_WHAT IS ASKED:_
Using the listing below, select the lines with the word "ylabel" and copy them.

_DATA EXCERPTS:_
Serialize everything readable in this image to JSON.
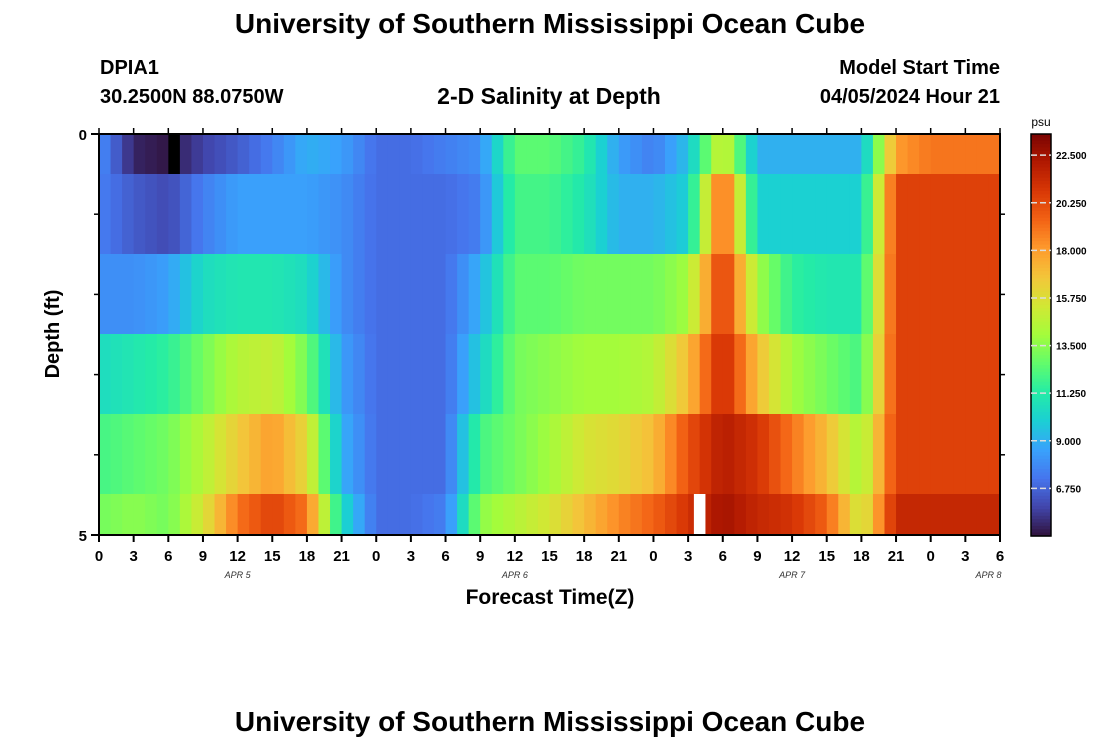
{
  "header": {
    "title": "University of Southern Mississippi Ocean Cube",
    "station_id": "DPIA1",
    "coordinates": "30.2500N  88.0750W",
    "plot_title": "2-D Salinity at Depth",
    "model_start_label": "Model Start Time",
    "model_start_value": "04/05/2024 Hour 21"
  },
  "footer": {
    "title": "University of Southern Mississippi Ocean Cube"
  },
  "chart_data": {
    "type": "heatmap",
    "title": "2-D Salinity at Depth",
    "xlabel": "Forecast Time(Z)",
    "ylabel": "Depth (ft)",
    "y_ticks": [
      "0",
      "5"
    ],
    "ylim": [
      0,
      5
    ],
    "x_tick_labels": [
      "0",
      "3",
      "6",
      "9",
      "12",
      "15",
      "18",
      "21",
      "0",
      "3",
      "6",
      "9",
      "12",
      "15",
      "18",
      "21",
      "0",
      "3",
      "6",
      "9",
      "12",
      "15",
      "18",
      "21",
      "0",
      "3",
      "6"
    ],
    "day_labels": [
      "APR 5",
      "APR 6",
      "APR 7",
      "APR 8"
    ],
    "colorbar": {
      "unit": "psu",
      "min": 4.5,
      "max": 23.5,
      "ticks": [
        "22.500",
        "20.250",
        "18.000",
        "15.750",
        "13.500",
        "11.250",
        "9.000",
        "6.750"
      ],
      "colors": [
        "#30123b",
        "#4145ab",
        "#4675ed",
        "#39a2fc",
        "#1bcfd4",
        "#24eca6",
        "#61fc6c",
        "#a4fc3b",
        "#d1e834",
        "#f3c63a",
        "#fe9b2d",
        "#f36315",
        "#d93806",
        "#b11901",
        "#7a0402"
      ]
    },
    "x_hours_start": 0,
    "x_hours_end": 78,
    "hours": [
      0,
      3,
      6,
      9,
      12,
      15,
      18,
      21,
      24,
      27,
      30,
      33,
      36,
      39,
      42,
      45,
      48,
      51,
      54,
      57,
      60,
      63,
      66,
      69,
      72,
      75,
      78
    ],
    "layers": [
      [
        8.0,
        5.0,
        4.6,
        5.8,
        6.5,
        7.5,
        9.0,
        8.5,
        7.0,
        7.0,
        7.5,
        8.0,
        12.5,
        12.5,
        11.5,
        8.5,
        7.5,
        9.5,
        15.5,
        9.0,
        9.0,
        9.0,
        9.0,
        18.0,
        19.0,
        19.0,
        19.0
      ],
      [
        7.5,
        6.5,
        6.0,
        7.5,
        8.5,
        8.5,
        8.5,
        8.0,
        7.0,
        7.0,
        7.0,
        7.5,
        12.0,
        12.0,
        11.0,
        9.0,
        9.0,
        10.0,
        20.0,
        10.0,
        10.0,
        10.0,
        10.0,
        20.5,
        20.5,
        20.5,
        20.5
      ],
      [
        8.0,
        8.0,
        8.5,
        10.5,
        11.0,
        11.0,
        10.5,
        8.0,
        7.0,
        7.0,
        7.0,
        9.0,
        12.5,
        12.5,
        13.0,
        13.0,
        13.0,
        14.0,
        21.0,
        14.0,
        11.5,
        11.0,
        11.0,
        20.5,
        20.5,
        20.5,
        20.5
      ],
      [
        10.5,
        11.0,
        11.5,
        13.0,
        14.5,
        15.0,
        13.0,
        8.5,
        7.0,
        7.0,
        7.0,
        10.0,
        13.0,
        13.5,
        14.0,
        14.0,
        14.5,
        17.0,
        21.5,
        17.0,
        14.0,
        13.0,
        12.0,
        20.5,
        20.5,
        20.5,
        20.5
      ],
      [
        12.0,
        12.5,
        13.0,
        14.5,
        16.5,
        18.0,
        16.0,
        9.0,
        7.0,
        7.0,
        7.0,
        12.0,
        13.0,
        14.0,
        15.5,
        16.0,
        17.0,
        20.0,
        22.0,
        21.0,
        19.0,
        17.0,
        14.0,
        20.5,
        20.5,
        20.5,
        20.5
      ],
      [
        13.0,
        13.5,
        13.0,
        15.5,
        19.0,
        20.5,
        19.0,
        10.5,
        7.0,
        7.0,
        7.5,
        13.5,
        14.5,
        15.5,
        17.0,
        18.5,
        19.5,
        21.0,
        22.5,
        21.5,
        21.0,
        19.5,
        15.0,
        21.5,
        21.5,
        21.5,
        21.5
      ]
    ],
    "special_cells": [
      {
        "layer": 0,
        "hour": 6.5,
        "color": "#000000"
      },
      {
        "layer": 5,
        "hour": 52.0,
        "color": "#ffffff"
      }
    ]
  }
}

==

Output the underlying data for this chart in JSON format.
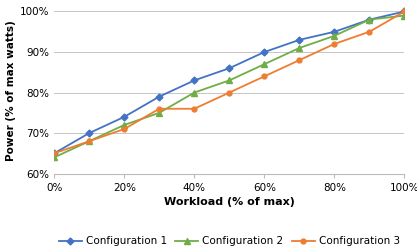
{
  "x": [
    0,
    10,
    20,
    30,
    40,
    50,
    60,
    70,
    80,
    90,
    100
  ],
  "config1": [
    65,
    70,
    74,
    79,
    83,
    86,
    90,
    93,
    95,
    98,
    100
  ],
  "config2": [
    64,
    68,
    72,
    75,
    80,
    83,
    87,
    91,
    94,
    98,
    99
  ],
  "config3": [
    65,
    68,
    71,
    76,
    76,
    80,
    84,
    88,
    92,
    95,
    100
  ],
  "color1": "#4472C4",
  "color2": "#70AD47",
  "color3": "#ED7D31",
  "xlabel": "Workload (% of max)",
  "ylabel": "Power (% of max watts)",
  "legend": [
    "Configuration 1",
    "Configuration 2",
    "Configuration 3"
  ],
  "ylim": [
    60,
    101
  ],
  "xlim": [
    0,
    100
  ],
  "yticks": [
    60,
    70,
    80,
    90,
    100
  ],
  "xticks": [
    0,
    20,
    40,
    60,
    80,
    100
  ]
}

...

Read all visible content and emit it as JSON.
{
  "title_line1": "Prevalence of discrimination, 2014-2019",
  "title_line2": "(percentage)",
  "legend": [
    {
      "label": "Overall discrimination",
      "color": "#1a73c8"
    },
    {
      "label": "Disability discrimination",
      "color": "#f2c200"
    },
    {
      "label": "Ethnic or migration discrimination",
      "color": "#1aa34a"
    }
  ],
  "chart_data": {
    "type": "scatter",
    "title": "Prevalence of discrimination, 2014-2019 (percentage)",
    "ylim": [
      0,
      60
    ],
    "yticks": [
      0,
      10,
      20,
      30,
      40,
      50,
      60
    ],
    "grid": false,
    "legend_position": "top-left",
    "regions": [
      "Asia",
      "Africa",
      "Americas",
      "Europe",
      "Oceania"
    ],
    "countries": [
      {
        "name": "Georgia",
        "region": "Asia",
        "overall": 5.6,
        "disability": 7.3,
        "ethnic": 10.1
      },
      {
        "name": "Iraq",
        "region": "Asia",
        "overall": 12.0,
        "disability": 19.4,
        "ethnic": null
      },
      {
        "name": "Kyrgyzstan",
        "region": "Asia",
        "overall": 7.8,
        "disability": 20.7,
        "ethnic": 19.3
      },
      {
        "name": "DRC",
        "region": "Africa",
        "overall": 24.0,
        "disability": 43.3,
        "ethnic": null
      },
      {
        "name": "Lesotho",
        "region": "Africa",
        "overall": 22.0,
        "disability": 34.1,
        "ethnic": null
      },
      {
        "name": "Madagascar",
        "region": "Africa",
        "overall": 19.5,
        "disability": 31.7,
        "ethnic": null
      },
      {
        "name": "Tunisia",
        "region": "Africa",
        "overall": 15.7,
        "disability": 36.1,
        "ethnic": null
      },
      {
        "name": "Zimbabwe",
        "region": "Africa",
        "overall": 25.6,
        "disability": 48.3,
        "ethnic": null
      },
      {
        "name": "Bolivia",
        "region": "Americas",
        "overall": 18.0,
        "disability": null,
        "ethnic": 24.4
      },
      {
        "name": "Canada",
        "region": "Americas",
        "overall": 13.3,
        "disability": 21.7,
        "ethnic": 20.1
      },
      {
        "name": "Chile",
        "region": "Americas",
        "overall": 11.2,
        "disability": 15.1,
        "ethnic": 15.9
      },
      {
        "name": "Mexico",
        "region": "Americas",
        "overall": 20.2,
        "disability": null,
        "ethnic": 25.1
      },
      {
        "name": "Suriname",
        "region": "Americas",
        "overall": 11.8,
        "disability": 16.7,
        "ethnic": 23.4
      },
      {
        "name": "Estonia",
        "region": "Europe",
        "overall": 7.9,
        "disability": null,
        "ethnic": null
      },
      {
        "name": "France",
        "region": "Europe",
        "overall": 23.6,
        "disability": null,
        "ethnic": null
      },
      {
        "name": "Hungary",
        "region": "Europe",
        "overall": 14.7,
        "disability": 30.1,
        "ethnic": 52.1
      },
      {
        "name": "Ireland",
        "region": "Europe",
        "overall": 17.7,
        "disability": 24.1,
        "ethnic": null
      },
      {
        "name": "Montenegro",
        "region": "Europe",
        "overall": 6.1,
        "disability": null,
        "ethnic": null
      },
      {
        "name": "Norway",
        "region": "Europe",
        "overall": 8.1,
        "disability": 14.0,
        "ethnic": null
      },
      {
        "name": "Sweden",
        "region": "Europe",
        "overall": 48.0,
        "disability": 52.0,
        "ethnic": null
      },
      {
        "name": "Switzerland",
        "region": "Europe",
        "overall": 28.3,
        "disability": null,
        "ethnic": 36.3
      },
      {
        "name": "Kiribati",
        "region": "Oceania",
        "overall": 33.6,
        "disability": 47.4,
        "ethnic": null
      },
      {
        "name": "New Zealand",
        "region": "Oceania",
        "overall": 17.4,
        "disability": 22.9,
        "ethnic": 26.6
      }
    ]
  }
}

_EXERCISE OUTPUT:_
    "ylabel": "Depth (ft)",
  "ylabel": "Power (% of max watts)",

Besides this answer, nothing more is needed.